▶ [What the task asks]: Note each line of the listing that contains the string "Output", and copy it.

* start *

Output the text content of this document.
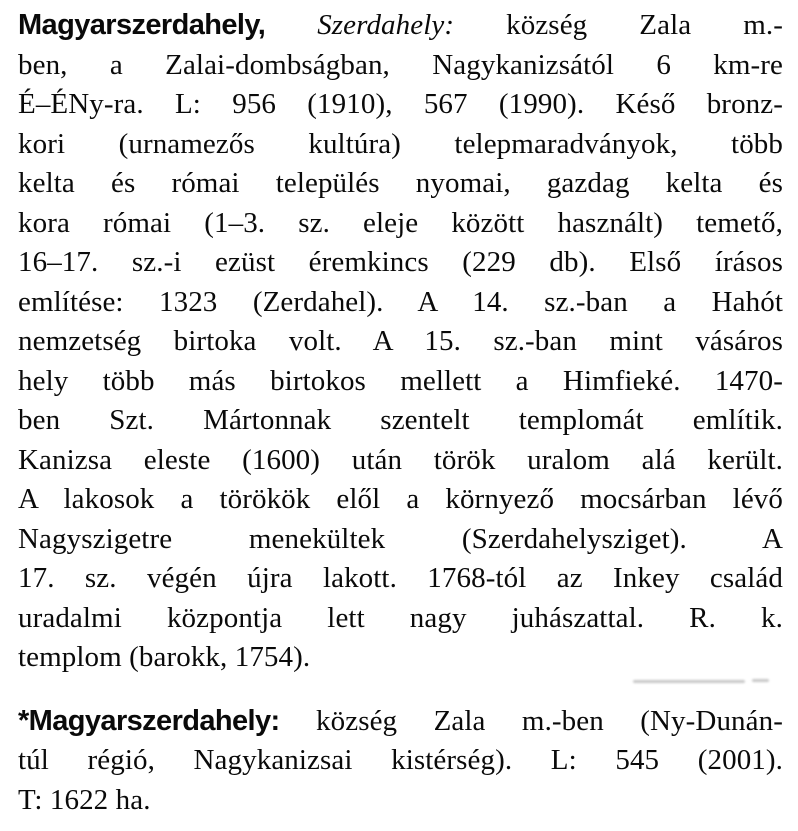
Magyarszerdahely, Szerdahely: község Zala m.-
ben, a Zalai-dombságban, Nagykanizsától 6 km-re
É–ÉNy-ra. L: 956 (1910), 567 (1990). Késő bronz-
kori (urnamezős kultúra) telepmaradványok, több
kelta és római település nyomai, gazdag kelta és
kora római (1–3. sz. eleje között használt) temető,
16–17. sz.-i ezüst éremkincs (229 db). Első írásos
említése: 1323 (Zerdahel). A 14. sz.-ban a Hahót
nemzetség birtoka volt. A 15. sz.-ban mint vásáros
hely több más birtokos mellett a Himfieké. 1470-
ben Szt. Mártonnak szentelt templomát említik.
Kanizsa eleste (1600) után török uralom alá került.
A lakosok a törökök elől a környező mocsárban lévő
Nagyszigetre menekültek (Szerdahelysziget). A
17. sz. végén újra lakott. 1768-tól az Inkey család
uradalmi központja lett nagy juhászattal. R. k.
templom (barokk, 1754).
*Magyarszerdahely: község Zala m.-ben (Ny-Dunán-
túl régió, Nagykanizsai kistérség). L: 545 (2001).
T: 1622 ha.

* end *
* start *

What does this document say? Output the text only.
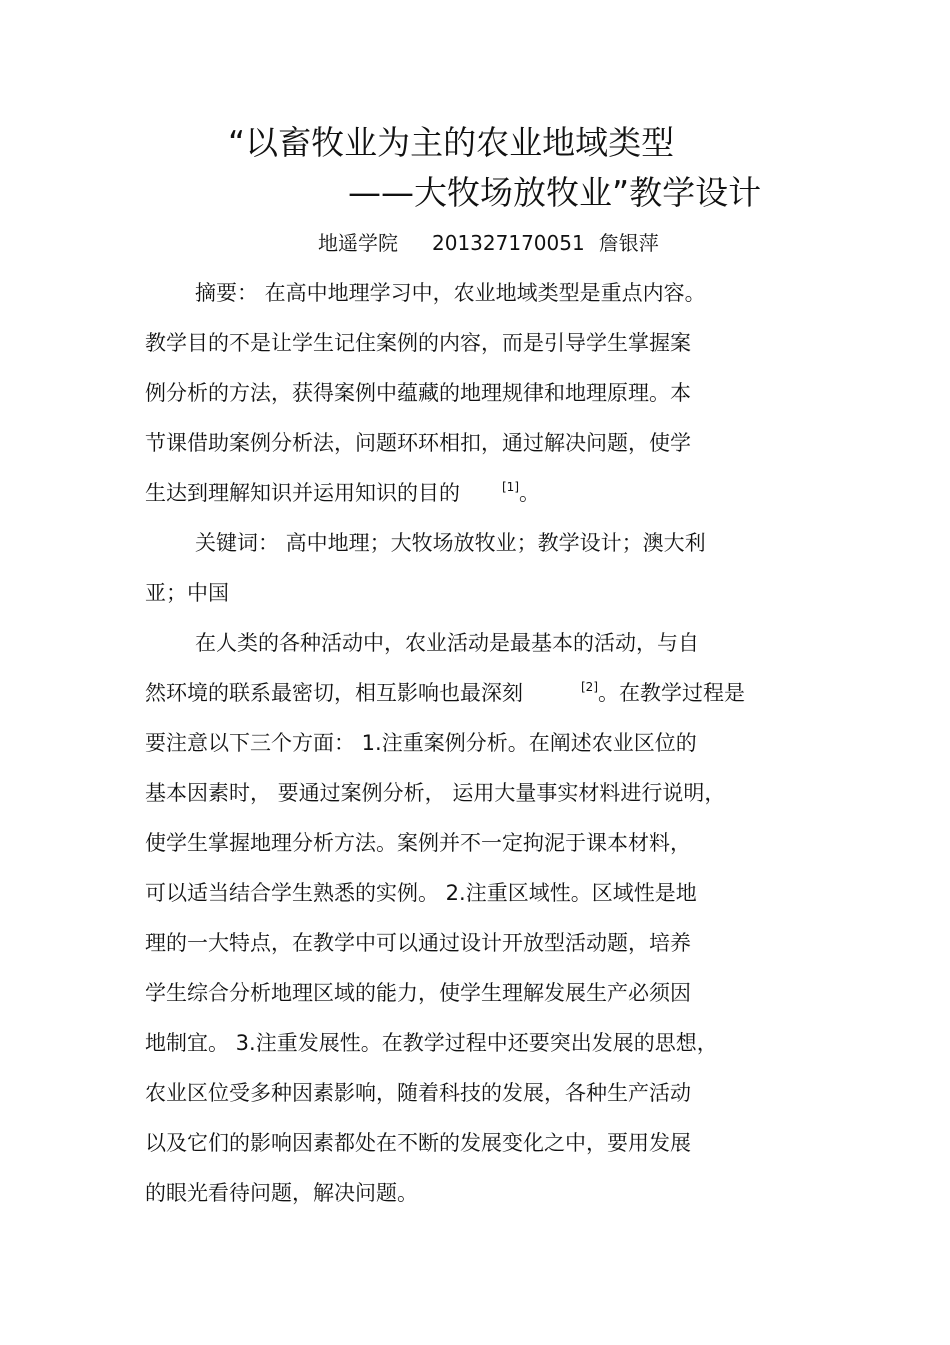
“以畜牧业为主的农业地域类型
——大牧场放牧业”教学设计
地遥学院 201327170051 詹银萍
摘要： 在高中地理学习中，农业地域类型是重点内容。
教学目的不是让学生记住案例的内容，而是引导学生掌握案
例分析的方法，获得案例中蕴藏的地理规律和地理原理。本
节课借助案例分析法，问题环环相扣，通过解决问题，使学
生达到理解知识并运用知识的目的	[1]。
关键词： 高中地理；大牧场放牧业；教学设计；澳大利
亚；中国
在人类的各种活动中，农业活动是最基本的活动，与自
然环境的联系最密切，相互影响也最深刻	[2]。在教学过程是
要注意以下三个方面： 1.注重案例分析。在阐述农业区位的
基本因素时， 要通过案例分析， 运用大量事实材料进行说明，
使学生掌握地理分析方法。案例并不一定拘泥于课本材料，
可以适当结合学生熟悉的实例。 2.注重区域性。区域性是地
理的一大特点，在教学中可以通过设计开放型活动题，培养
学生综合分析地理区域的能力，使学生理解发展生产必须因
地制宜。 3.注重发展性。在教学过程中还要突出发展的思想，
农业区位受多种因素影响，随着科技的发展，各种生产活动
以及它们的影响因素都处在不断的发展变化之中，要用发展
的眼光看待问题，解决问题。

* end *

▶ [Task answer]:
Output the text content of this document.
What does this document say? Output the text only.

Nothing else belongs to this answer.